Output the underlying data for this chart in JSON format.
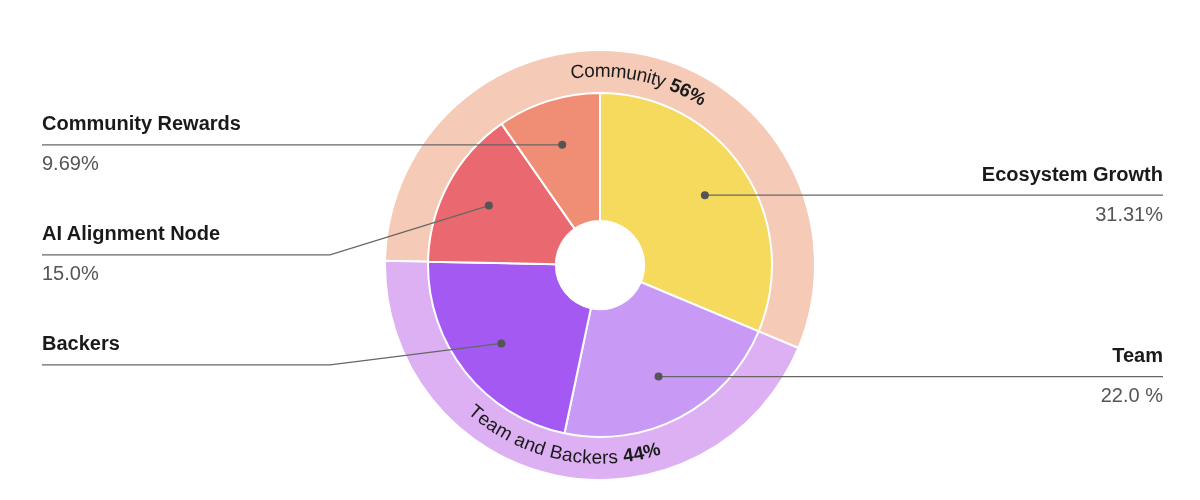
{
  "chart_data": [
    {
      "type": "donut",
      "categories": [
        "Ecosystem Growth",
        "Team",
        "Backers",
        "AI Alignment Node",
        "Community Rewards"
      ],
      "values": [
        31.31,
        22.0,
        22.0,
        15.0,
        9.69
      ],
      "colors": [
        "#f6da5e",
        "#c89af5",
        "#a45af2",
        "#ea6870",
        "#ef8e74"
      ],
      "value_labels": [
        "31.31%",
        "22.0 %",
        null,
        "15.0%",
        "9.69%"
      ]
    },
    {
      "type": "donut",
      "categories": [
        "Community",
        "Team and Backers"
      ],
      "values": [
        56,
        44
      ],
      "colors": [
        "#f5cbb8",
        "#dcb0f2"
      ],
      "value_labels": [
        "56%",
        "44%"
      ]
    }
  ]
}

+ + + +

§ **Problem to solve**: Take the entries shown above and quote them verbatim, passing over the pictures.

§ **Exercise answer**:
Output the underlying data for this chart in JSON format.
{
  "chart_data": [
    {
      "type": "donut",
      "categories": [
        "Ecosystem Growth",
        "Team",
        "Backers",
        "AI Alignment Node",
        "Community Rewards"
      ],
      "values": [
        31.31,
        22.0,
        22.0,
        15.0,
        9.69
      ],
      "colors": [
        "#f6da5e",
        "#c89af5",
        "#a45af2",
        "#ea6870",
        "#ef8e74"
      ],
      "value_labels": [
        "31.31%",
        "22.0 %",
        null,
        "15.0%",
        "9.69%"
      ]
    },
    {
      "type": "donut",
      "categories": [
        "Community",
        "Team and Backers"
      ],
      "values": [
        56,
        44
      ],
      "colors": [
        "#f5cbb8",
        "#dcb0f2"
      ],
      "value_labels": [
        "56%",
        "44%"
      ]
    }
  ]
}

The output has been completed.